Recorded data:
▼▼▼

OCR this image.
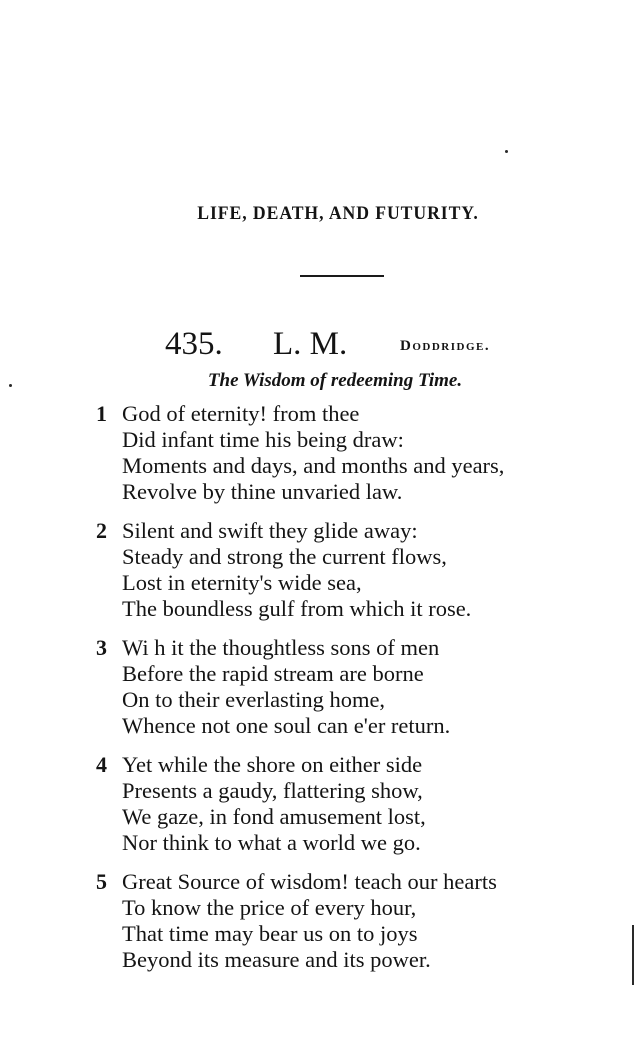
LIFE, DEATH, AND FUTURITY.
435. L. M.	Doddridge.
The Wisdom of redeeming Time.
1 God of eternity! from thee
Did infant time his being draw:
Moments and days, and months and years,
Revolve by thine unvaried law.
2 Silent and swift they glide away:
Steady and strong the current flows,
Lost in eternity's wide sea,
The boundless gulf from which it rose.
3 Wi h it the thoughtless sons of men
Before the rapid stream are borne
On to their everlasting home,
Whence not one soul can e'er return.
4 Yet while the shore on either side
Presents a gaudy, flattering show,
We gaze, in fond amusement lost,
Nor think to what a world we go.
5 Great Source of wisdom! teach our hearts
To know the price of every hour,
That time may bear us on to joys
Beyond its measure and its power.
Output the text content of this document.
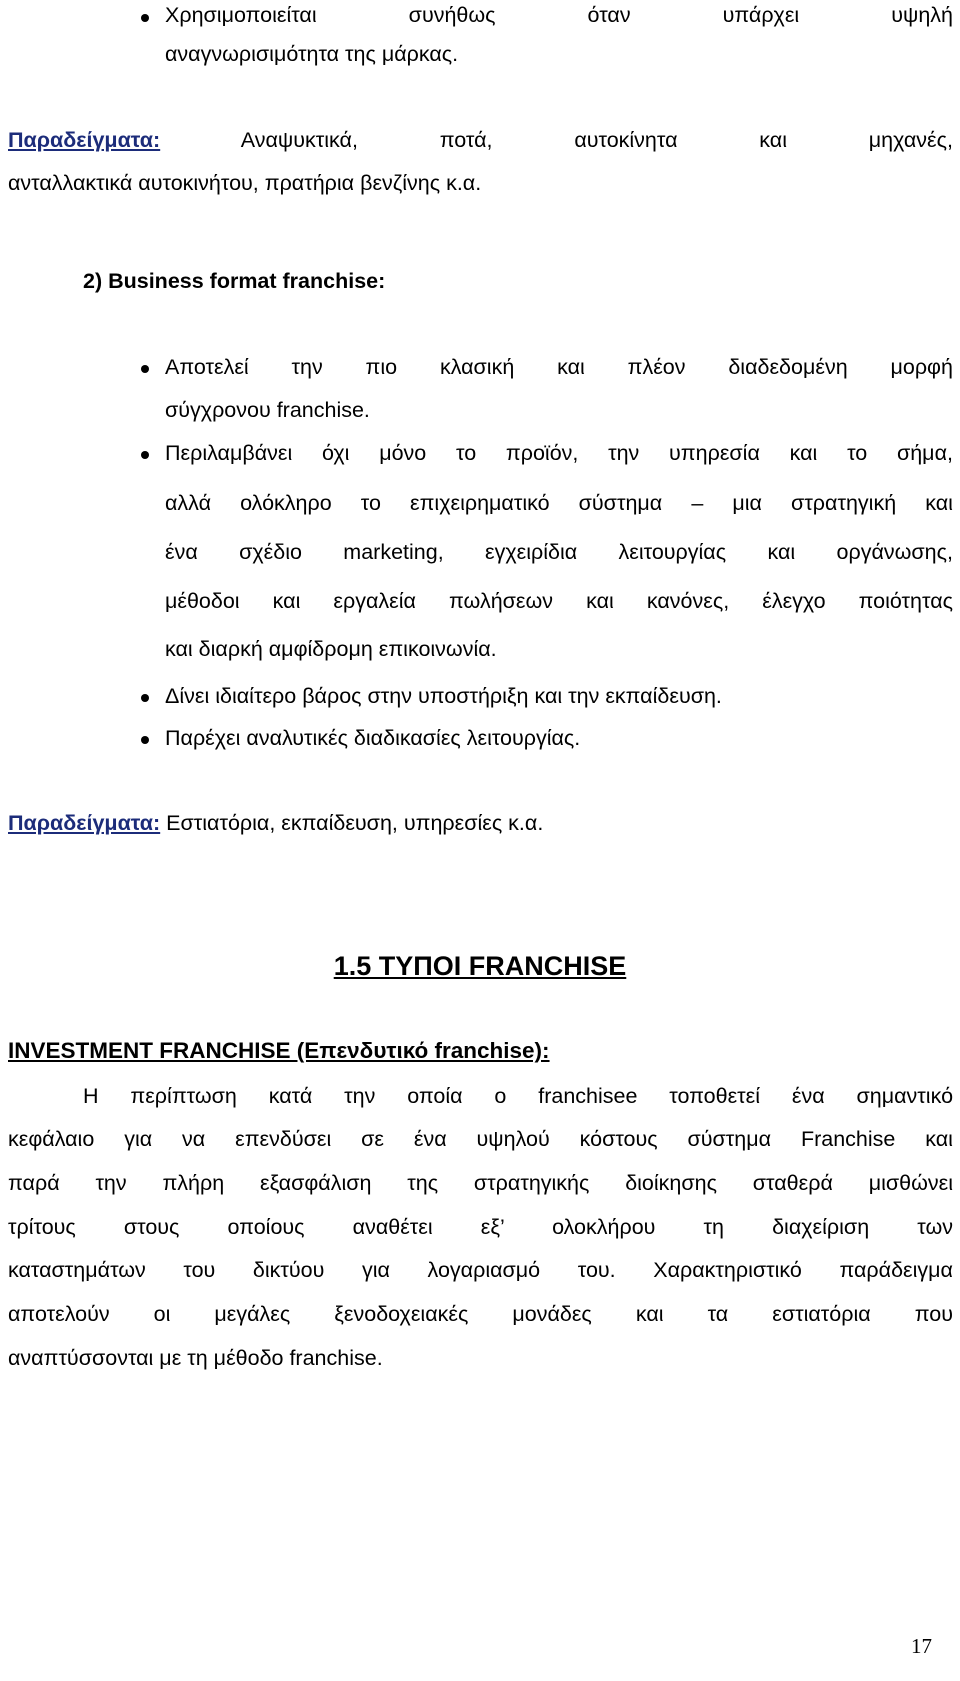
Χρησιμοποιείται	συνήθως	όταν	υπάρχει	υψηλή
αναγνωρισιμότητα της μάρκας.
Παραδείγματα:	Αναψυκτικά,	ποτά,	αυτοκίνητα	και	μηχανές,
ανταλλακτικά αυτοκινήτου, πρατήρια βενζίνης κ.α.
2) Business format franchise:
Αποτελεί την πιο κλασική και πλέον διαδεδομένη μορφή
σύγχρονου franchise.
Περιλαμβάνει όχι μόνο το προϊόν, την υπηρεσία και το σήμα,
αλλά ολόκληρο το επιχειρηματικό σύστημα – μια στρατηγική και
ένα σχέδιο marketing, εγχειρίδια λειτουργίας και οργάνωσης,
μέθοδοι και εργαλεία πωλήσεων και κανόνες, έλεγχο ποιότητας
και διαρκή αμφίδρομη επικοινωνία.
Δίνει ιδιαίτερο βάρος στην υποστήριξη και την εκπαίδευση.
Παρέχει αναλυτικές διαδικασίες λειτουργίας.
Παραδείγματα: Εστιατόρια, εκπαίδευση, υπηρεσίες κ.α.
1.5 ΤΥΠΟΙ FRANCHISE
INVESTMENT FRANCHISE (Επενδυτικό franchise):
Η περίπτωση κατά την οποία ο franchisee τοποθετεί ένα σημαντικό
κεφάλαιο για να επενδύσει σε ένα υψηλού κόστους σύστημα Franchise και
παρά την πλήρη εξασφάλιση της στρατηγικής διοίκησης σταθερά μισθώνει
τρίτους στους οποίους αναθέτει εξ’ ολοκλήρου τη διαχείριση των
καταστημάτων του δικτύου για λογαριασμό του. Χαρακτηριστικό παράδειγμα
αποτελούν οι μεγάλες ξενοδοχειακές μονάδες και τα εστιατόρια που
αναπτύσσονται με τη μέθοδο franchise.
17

▲▲▲
▼▼▼

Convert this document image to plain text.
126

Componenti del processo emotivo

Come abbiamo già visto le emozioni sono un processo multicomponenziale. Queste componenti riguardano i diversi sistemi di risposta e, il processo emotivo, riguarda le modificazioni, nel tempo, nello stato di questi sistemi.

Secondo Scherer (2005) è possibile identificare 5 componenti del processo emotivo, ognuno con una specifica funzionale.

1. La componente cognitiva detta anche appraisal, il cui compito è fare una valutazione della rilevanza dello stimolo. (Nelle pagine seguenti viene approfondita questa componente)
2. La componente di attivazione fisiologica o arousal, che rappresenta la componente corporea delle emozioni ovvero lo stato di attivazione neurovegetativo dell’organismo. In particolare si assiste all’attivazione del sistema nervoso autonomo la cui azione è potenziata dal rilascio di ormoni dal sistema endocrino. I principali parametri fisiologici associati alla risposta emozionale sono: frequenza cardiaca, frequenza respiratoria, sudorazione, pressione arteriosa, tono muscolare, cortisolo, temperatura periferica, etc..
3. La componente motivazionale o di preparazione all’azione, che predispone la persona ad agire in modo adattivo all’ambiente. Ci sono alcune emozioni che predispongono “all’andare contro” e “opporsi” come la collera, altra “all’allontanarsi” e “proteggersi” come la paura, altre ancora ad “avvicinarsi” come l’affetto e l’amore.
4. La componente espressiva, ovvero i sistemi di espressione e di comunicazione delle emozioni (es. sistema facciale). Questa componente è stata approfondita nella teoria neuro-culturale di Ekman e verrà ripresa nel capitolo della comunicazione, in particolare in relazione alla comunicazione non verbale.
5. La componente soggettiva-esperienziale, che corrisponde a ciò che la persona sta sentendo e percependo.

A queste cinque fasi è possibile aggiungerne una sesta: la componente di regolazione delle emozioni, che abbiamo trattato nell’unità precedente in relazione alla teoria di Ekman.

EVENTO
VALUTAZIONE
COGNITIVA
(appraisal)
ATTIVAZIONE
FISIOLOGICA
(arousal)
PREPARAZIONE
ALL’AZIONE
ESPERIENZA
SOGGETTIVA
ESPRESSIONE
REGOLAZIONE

▲▲▲
▼▼▼

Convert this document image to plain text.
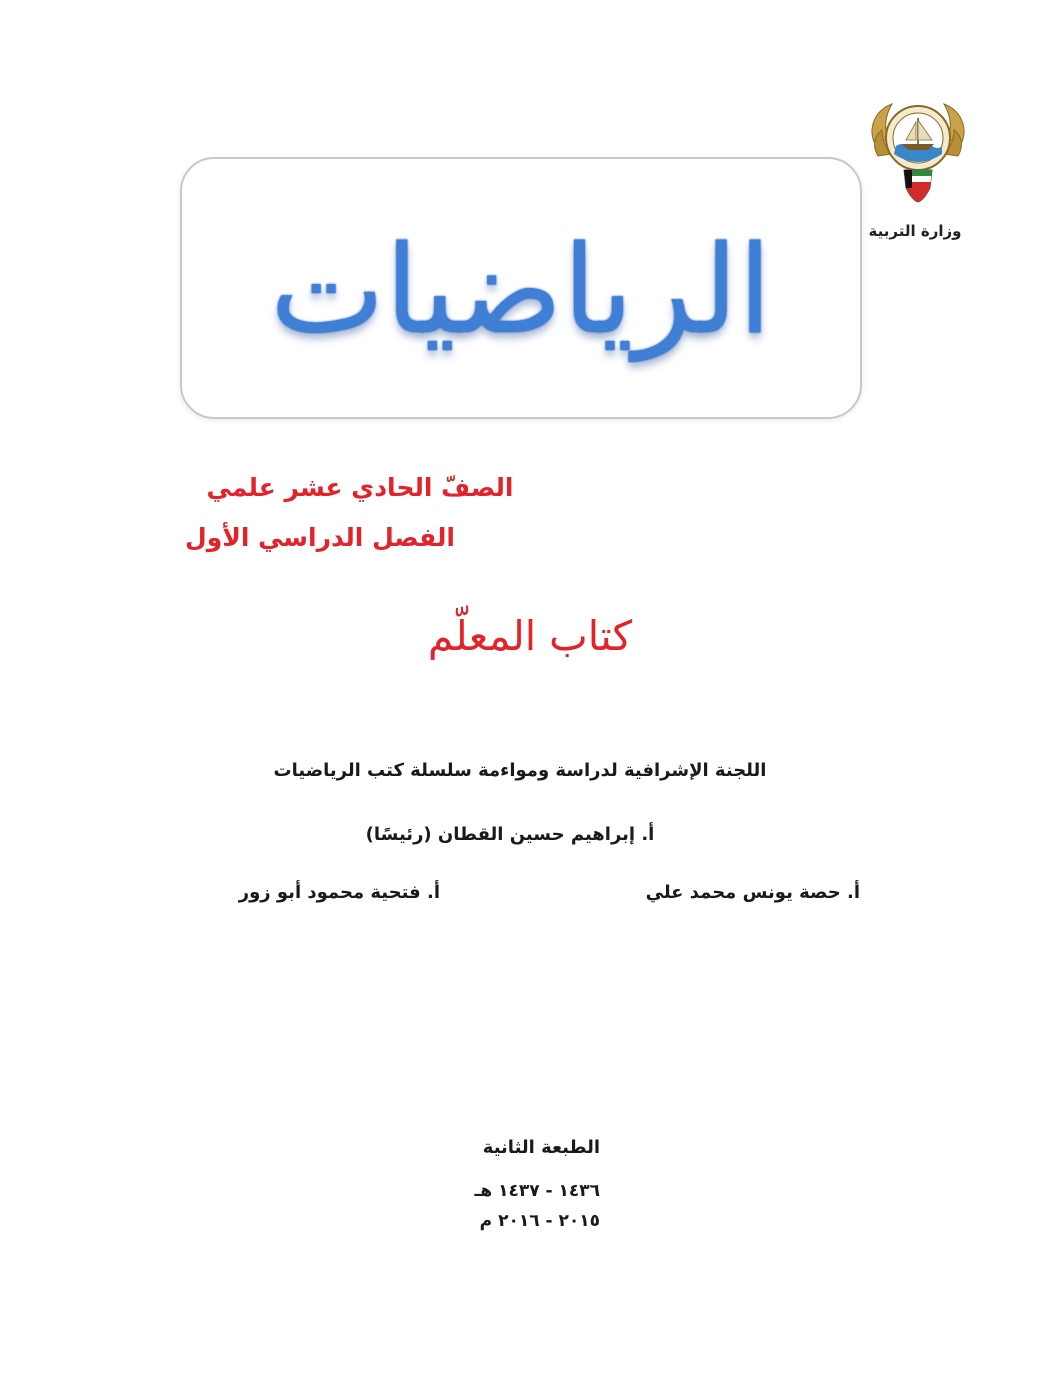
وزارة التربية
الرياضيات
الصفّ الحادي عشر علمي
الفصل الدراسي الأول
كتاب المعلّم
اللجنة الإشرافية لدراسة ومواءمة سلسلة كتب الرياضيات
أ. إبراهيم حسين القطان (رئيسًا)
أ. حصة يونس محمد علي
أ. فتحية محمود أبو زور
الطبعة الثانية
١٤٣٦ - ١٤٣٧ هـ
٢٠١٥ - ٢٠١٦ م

▲▲▲

INSTRUCTION
Copy each line of the records containing the string "from".

OUTPUT BELOW
1 God of eternity! from thee
The boundless gulf from which it rose.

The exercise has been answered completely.